[Source material]
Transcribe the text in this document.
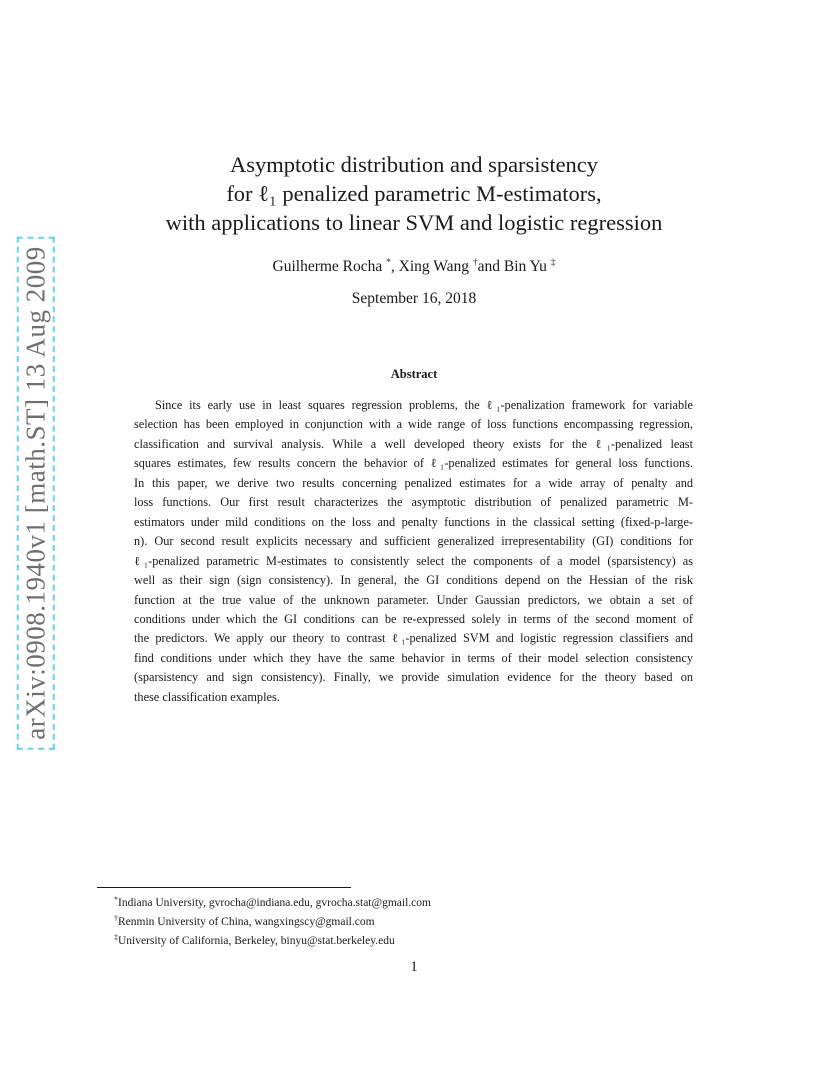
arXiv:0908.1940v1 [math.ST] 13 Aug 2009
Asymptotic distribution and sparsistency
for ℓ₁ penalized parametric M-estimators,
with applications to linear SVM and logistic regression
Guilherme Rocha *, Xing Wang †and Bin Yu ‡
September 16, 2018
Abstract
Since its early use in least squares regression problems, the ℓ₁-penalization framework for variable
selection has been employed in conjunction with a wide range of loss functions encompassing regression,
classification and survival analysis. While a well developed theory exists for the ℓ₁-penalized least
squares estimates, few results concern the behavior of ℓ₁-penalized estimates for general loss functions.
In this paper, we derive two results concerning penalized estimates for a wide array of penalty and
loss functions. Our first result characterizes the asymptotic distribution of penalized parametric M-
estimators under mild conditions on the loss and penalty functions in the classical setting (fixed-p-large-
n). Our second result explicits necessary and sufficient generalized irrepresentability (GI) conditions for
ℓ₁-penalized parametric M-estimates to consistently select the components of a model (sparsistency) as
well as their sign (sign consistency). In general, the GI conditions depend on the Hessian of the risk
function at the true value of the unknown parameter. Under Gaussian predictors, we obtain a set of
conditions under which the GI conditions can be re-expressed solely in terms of the second moment of
the predictors. We apply our theory to contrast ℓ₁-penalized SVM and logistic regression classifiers and
find conditions under which they have the same behavior in terms of their model selection consistency
(sparsistency and sign consistency). Finally, we provide simulation evidence for the theory based on
these classification examples.
*Indiana University, gvrocha@indiana.edu, gvrocha.stat@gmail.com
†Renmin University of China, wangxingscy@gmail.com
‡University of California, Berkeley, binyu@stat.berkeley.edu
1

[Problem to solve]
Using the entries above, state how many lines include the word "well", with no other words.

[Exercise response]
2